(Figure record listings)
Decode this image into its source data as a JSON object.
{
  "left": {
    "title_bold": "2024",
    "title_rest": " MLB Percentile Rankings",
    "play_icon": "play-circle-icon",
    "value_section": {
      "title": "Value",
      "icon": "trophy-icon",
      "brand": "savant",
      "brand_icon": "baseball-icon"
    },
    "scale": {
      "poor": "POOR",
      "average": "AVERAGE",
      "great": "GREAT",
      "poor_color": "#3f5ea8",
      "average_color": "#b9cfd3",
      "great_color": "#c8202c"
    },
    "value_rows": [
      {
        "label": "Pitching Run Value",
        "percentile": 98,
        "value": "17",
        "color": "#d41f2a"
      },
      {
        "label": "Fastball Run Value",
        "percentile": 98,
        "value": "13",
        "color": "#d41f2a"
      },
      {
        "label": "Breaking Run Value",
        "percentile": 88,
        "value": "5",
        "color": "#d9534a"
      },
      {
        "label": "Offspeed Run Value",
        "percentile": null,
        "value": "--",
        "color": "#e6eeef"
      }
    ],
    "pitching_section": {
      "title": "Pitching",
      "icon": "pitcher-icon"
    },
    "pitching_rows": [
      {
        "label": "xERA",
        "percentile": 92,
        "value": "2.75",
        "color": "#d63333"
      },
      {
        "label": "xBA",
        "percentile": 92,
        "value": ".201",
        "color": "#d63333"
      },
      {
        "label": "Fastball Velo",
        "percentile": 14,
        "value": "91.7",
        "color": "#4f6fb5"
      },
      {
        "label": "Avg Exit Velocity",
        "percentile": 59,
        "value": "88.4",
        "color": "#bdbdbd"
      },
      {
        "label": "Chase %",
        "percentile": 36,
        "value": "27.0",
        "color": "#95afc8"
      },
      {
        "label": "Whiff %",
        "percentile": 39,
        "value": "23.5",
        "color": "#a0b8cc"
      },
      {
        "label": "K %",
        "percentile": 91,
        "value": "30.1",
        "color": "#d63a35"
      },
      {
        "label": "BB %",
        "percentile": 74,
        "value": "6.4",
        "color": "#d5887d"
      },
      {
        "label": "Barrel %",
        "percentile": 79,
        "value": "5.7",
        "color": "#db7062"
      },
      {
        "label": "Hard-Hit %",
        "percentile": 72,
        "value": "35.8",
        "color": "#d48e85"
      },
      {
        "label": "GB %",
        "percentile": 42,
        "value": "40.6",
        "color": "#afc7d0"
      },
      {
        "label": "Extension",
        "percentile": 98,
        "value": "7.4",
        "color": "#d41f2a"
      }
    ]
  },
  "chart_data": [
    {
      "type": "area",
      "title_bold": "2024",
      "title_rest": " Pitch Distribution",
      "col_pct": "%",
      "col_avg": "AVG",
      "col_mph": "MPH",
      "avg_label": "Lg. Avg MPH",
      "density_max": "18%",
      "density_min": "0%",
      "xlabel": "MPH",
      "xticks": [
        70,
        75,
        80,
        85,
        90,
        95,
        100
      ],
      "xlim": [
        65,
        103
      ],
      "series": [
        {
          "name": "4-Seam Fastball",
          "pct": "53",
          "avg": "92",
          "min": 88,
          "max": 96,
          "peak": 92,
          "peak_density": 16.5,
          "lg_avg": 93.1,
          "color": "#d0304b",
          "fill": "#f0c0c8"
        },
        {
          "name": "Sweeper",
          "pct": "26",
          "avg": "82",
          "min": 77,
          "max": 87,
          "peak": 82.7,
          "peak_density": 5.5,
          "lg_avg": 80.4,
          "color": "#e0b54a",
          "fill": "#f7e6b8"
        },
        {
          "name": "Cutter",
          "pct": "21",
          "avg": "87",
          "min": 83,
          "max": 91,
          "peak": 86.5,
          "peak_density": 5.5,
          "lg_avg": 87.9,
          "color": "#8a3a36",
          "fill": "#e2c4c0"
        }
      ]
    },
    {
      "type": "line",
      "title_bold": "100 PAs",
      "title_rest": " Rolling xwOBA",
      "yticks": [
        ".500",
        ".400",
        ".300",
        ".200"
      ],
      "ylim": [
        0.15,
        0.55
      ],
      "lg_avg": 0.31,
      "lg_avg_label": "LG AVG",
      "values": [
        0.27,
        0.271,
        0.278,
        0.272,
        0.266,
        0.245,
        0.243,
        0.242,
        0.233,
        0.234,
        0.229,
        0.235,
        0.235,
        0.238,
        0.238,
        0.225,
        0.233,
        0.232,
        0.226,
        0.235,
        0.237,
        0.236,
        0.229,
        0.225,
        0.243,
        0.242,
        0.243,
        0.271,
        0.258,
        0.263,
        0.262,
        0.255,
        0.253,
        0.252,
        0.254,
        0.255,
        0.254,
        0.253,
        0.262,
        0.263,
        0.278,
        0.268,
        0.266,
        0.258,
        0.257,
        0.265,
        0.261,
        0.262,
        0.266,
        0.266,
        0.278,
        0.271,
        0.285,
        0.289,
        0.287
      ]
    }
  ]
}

_Problem_
Reproduce the full listing exactly.

_Response_
Decode this image into its source data as a JSON object.
{
  "left": {
    "title_bold": "2024",
    "title_rest": " MLB Percentile Rankings",
    "play_icon": "play-circle-icon",
    "value_section": {
      "title": "Value",
      "icon": "trophy-icon",
      "brand": "savant",
      "brand_icon": "baseball-icon"
    },
    "scale": {
      "poor": "POOR",
      "average": "AVERAGE",
      "great": "GREAT",
      "poor_color": "#3f5ea8",
      "average_color": "#b9cfd3",
      "great_color": "#c8202c"
    },
    "value_rows": [
      {
        "label": "Pitching Run Value",
        "percentile": 98,
        "value": "17",
        "color": "#d41f2a"
      },
      {
        "label": "Fastball Run Value",
        "percentile": 98,
        "value": "13",
        "color": "#d41f2a"
      },
      {
        "label": "Breaking Run Value",
        "percentile": 88,
        "value": "5",
        "color": "#d9534a"
      },
      {
        "label": "Offspeed Run Value",
        "percentile": null,
        "value": "--",
        "color": "#e6eeef"
      }
    ],
    "pitching_section": {
      "title": "Pitching",
      "icon": "pitcher-icon"
    },
    "pitching_rows": [
      {
        "label": "xERA",
        "percentile": 92,
        "value": "2.75",
        "color": "#d63333"
      },
      {
        "label": "xBA",
        "percentile": 92,
        "value": ".201",
        "color": "#d63333"
      },
      {
        "label": "Fastball Velo",
        "percentile": 14,
        "value": "91.7",
        "color": "#4f6fb5"
      },
      {
        "label": "Avg Exit Velocity",
        "percentile": 59,
        "value": "88.4",
        "color": "#bdbdbd"
      },
      {
        "label": "Chase %",
        "percentile": 36,
        "value": "27.0",
        "color": "#95afc8"
      },
      {
        "label": "Whiff %",
        "percentile": 39,
        "value": "23.5",
        "color": "#a0b8cc"
      },
      {
        "label": "K %",
        "percentile": 91,
        "value": "30.1",
        "color": "#d63a35"
      },
      {
        "label": "BB %",
        "percentile": 74,
        "value": "6.4",
        "color": "#d5887d"
      },
      {
        "label": "Barrel %",
        "percentile": 79,
        "value": "5.7",
        "color": "#db7062"
      },
      {
        "label": "Hard-Hit %",
        "percentile": 72,
        "value": "35.8",
        "color": "#d48e85"
      },
      {
        "label": "GB %",
        "percentile": 42,
        "value": "40.6",
        "color": "#afc7d0"
      },
      {
        "label": "Extension",
        "percentile": 98,
        "value": "7.4",
        "color": "#d41f2a"
      }
    ]
  },
  "chart_data": [
    {
      "type": "area",
      "title_bold": "2024",
      "title_rest": " Pitch Distribution",
      "col_pct": "%",
      "col_avg": "AVG",
      "col_mph": "MPH",
      "avg_label": "Lg. Avg MPH",
      "density_max": "18%",
      "density_min": "0%",
      "xlabel": "MPH",
      "xticks": [
        70,
        75,
        80,
        85,
        90,
        95,
        100
      ],
      "xlim": [
        65,
        103
      ],
      "series": [
        {
          "name": "4-Seam Fastball",
          "pct": "53",
          "avg": "92",
          "min": 88,
          "max": 96,
          "peak": 92,
          "peak_density": 16.5,
          "lg_avg": 93.1,
          "color": "#d0304b",
          "fill": "#f0c0c8"
        },
        {
          "name": "Sweeper",
          "pct": "26",
          "avg": "82",
          "min": 77,
          "max": 87,
          "peak": 82.7,
          "peak_density": 5.5,
          "lg_avg": 80.4,
          "color": "#e0b54a",
          "fill": "#f7e6b8"
        },
        {
          "name": "Cutter",
          "pct": "21",
          "avg": "87",
          "min": 83,
          "max": 91,
          "peak": 86.5,
          "peak_density": 5.5,
          "lg_avg": 87.9,
          "color": "#8a3a36",
          "fill": "#e2c4c0"
        }
      ]
    },
    {
      "type": "line",
      "title_bold": "100 PAs",
      "title_rest": " Rolling xwOBA",
      "yticks": [
        ".500",
        ".400",
        ".300",
        ".200"
      ],
      "ylim": [
        0.15,
        0.55
      ],
      "lg_avg": 0.31,
      "lg_avg_label": "LG AVG",
      "values": [
        0.27,
        0.271,
        0.278,
        0.272,
        0.266,
        0.245,
        0.243,
        0.242,
        0.233,
        0.234,
        0.229,
        0.235,
        0.235,
        0.238,
        0.238,
        0.225,
        0.233,
        0.232,
        0.226,
        0.235,
        0.237,
        0.236,
        0.229,
        0.225,
        0.243,
        0.242,
        0.243,
        0.271,
        0.258,
        0.263,
        0.262,
        0.255,
        0.253,
        0.252,
        0.254,
        0.255,
        0.254,
        0.253,
        0.262,
        0.263,
        0.278,
        0.268,
        0.266,
        0.258,
        0.257,
        0.265,
        0.261,
        0.262,
        0.266,
        0.266,
        0.278,
        0.271,
        0.285,
        0.289,
        0.287
      ]
    }
  ]
}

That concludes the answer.